__Work to be completed__. Write the material out again exactly as it stands.

## begin

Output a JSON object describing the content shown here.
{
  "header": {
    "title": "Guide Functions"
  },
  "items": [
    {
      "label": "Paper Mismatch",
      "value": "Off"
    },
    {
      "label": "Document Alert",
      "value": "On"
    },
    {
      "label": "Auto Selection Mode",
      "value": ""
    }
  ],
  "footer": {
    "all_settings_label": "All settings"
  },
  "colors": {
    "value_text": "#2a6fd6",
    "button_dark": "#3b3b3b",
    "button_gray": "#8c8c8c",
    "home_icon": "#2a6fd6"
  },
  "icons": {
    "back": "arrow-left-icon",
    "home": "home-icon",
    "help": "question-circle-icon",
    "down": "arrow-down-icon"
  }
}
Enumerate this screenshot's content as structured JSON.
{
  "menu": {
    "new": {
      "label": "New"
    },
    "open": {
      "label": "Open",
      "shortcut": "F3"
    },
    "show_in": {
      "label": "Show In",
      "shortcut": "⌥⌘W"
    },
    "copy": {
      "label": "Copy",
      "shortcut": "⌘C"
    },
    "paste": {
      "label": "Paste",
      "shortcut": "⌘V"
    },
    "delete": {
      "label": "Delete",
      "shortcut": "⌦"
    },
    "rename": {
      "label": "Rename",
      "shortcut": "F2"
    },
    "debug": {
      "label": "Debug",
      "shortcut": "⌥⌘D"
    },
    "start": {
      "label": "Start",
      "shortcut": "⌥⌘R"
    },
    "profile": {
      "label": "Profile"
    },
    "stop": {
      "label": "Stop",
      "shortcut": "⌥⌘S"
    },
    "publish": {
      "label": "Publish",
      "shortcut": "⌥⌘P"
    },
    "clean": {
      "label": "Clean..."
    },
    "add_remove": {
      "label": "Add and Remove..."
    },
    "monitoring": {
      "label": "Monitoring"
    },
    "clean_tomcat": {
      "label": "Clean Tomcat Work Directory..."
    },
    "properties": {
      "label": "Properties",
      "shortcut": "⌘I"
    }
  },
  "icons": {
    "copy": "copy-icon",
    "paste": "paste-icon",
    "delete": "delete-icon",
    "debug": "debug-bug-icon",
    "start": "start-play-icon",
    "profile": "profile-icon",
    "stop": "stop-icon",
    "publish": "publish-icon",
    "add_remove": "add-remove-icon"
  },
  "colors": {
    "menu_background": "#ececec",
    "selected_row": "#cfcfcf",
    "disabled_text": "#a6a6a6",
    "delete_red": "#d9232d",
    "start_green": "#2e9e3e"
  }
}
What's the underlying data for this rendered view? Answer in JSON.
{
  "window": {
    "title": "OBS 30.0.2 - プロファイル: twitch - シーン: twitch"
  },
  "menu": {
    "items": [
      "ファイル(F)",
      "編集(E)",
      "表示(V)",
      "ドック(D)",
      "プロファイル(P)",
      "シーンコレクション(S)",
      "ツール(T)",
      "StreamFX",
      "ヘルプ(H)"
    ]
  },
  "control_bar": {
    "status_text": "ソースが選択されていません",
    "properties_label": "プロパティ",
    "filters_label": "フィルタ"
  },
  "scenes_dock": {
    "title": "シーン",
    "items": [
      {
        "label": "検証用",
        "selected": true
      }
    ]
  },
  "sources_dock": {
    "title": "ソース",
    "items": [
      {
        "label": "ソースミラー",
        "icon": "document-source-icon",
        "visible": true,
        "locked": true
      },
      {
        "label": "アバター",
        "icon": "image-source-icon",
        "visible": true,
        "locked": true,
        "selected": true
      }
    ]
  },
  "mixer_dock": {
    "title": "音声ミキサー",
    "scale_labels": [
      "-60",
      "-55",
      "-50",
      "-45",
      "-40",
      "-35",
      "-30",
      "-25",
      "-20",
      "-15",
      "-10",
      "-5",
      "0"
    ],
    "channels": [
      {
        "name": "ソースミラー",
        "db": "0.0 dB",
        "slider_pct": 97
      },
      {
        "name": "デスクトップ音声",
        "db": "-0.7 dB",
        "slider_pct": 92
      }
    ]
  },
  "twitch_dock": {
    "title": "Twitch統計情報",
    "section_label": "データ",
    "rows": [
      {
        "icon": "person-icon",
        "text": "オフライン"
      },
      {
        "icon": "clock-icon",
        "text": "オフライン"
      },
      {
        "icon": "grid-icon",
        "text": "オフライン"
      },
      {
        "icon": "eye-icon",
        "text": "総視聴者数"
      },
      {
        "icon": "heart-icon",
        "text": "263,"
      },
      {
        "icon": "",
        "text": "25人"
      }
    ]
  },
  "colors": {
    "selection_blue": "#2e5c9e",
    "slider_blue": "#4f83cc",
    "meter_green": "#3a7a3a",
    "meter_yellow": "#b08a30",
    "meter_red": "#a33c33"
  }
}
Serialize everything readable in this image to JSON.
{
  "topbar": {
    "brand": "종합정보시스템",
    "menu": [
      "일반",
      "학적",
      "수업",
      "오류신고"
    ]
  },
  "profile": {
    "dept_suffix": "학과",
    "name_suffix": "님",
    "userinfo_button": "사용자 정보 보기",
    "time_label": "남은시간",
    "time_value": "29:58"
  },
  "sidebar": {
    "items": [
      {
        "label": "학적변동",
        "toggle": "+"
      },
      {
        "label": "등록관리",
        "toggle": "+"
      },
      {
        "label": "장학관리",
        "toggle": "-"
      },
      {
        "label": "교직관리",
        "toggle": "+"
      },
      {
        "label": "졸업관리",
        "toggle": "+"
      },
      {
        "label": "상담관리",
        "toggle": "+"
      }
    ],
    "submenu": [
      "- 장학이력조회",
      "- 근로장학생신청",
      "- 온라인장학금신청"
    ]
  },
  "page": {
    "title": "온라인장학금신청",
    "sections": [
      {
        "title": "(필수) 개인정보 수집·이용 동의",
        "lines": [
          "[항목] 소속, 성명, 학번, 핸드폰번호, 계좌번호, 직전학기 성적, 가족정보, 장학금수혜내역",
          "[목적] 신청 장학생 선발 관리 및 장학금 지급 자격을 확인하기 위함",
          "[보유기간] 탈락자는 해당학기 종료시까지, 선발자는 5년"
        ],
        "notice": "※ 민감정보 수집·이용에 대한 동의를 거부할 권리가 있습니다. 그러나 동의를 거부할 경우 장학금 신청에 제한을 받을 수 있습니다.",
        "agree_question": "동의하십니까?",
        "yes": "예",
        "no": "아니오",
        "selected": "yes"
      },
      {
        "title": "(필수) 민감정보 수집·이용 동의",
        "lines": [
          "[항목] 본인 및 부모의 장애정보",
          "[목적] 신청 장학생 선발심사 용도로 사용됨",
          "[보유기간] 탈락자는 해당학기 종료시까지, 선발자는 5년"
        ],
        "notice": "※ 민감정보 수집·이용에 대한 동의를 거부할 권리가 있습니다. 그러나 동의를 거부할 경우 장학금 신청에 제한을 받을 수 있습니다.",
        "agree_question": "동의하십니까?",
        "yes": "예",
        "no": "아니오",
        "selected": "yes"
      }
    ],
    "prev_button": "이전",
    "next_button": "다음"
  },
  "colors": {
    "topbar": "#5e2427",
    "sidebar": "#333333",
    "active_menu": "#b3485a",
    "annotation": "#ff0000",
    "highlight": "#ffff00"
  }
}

## end

__Solution for this exercise__.
Output a JSON object describing the content shown here.
{
  "header": {
    "title": "Guide Functions"
  },
  "items": [
    {
      "label": "Paper Mismatch",
      "value": "Off"
    },
    {
      "label": "Document Alert",
      "value": "On"
    },
    {
      "label": "Auto Selection Mode",
      "value": ""
    }
  ],
  "footer": {
    "all_settings_label": "All settings"
  },
  "colors": {
    "value_text": "#2a6fd6",
    "button_dark": "#3b3b3b",
    "button_gray": "#8c8c8c",
    "home_icon": "#2a6fd6"
  },
  "icons": {
    "back": "arrow-left-icon",
    "home": "home-icon",
    "help": "question-circle-icon",
    "down": "arrow-down-icon"
  }
}
Enumerate this screenshot's content as structured JSON.
{
  "menu": {
    "new": {
      "label": "New"
    },
    "open": {
      "label": "Open",
      "shortcut": "F3"
    },
    "show_in": {
      "label": "Show In",
      "shortcut": "⌥⌘W"
    },
    "copy": {
      "label": "Copy",
      "shortcut": "⌘C"
    },
    "paste": {
      "label": "Paste",
      "shortcut": "⌘V"
    },
    "delete": {
      "label": "Delete",
      "shortcut": "⌦"
    },
    "rename": {
      "label": "Rename",
      "shortcut": "F2"
    },
    "debug": {
      "label": "Debug",
      "shortcut": "⌥⌘D"
    },
    "start": {
      "label": "Start",
      "shortcut": "⌥⌘R"
    },
    "profile": {
      "label": "Profile"
    },
    "stop": {
      "label": "Stop",
      "shortcut": "⌥⌘S"
    },
    "publish": {
      "label": "Publish",
      "shortcut": "⌥⌘P"
    },
    "clean": {
      "label": "Clean..."
    },
    "add_remove": {
      "label": "Add and Remove..."
    },
    "monitoring": {
      "label": "Monitoring"
    },
    "clean_tomcat": {
      "label": "Clean Tomcat Work Directory..."
    },
    "properties": {
      "label": "Properties",
      "shortcut": "⌘I"
    }
  },
  "icons": {
    "copy": "copy-icon",
    "paste": "paste-icon",
    "delete": "delete-icon",
    "debug": "debug-bug-icon",
    "start": "start-play-icon",
    "profile": "profile-icon",
    "stop": "stop-icon",
    "publish": "publish-icon",
    "add_remove": "add-remove-icon"
  },
  "colors": {
    "menu_background": "#ececec",
    "selected_row": "#cfcfcf",
    "disabled_text": "#a6a6a6",
    "delete_red": "#d9232d",
    "start_green": "#2e9e3e"
  }
}
What's the underlying data for this rendered view? Answer in JSON.
{
  "window": {
    "title": "OBS 30.0.2 - プロファイル: twitch - シーン: twitch"
  },
  "menu": {
    "items": [
      "ファイル(F)",
      "編集(E)",
      "表示(V)",
      "ドック(D)",
      "プロファイル(P)",
      "シーンコレクション(S)",
      "ツール(T)",
      "StreamFX",
      "ヘルプ(H)"
    ]
  },
  "control_bar": {
    "status_text": "ソースが選択されていません",
    "properties_label": "プロパティ",
    "filters_label": "フィルタ"
  },
  "scenes_dock": {
    "title": "シーン",
    "items": [
      {
        "label": "検証用",
        "selected": true
      }
    ]
  },
  "sources_dock": {
    "title": "ソース",
    "items": [
      {
        "label": "ソースミラー",
        "icon": "document-source-icon",
        "visible": true,
        "locked": true
      },
      {
        "label": "アバター",
        "icon": "image-source-icon",
        "visible": true,
        "locked": true,
        "selected": true
      }
    ]
  },
  "mixer_dock": {
    "title": "音声ミキサー",
    "scale_labels": [
      "-60",
      "-55",
      "-50",
      "-45",
      "-40",
      "-35",
      "-30",
      "-25",
      "-20",
      "-15",
      "-10",
      "-5",
      "0"
    ],
    "channels": [
      {
        "name": "ソースミラー",
        "db": "0.0 dB",
        "slider_pct": 97
      },
      {
        "name": "デスクトップ音声",
        "db": "-0.7 dB",
        "slider_pct": 92
      }
    ]
  },
  "twitch_dock": {
    "title": "Twitch統計情報",
    "section_label": "データ",
    "rows": [
      {
        "icon": "person-icon",
        "text": "オフライン"
      },
      {
        "icon": "clock-icon",
        "text": "オフライン"
      },
      {
        "icon": "grid-icon",
        "text": "オフライン"
      },
      {
        "icon": "eye-icon",
        "text": "総視聴者数"
      },
      {
        "icon": "heart-icon",
        "text": "263,"
      },
      {
        "icon": "",
        "text": "25人"
      }
    ]
  },
  "colors": {
    "selection_blue": "#2e5c9e",
    "slider_blue": "#4f83cc",
    "meter_green": "#3a7a3a",
    "meter_yellow": "#b08a30",
    "meter_red": "#a33c33"
  }
}
Serialize everything readable in this image to JSON.
{
  "topbar": {
    "brand": "종합정보시스템",
    "menu": [
      "일반",
      "학적",
      "수업",
      "오류신고"
    ]
  },
  "profile": {
    "dept_suffix": "학과",
    "name_suffix": "님",
    "userinfo_button": "사용자 정보 보기",
    "time_label": "남은시간",
    "time_value": "29:58"
  },
  "sidebar": {
    "items": [
      {
        "label": "학적변동",
        "toggle": "+"
      },
      {
        "label": "등록관리",
        "toggle": "+"
      },
      {
        "label": "장학관리",
        "toggle": "-"
      },
      {
        "label": "교직관리",
        "toggle": "+"
      },
      {
        "label": "졸업관리",
        "toggle": "+"
      },
      {
        "label": "상담관리",
        "toggle": "+"
      }
    ],
    "submenu": [
      "- 장학이력조회",
      "- 근로장학생신청",
      "- 온라인장학금신청"
    ]
  },
  "page": {
    "title": "온라인장학금신청",
    "sections": [
      {
        "title": "(필수) 개인정보 수집·이용 동의",
        "lines": [
          "[항목] 소속, 성명, 학번, 핸드폰번호, 계좌번호, 직전학기 성적, 가족정보, 장학금수혜내역",
          "[목적] 신청 장학생 선발 관리 및 장학금 지급 자격을 확인하기 위함",
          "[보유기간] 탈락자는 해당학기 종료시까지, 선발자는 5년"
        ],
        "notice": "※ 민감정보 수집·이용에 대한 동의를 거부할 권리가 있습니다. 그러나 동의를 거부할 경우 장학금 신청에 제한을 받을 수 있습니다.",
        "agree_question": "동의하십니까?",
        "yes": "예",
        "no": "아니오",
        "selected": "yes"
      },
      {
        "title": "(필수) 민감정보 수집·이용 동의",
        "lines": [
          "[항목] 본인 및 부모의 장애정보",
          "[목적] 신청 장학생 선발심사 용도로 사용됨",
          "[보유기간] 탈락자는 해당학기 종료시까지, 선발자는 5년"
        ],
        "notice": "※ 민감정보 수집·이용에 대한 동의를 거부할 권리가 있습니다. 그러나 동의를 거부할 경우 장학금 신청에 제한을 받을 수 있습니다.",
        "agree_question": "동의하십니까?",
        "yes": "예",
        "no": "아니오",
        "selected": "yes"
      }
    ],
    "prev_button": "이전",
    "next_button": "다음"
  },
  "colors": {
    "topbar": "#5e2427",
    "sidebar": "#333333",
    "active_menu": "#b3485a",
    "annotation": "#ff0000",
    "highlight": "#ffff00"
  }
}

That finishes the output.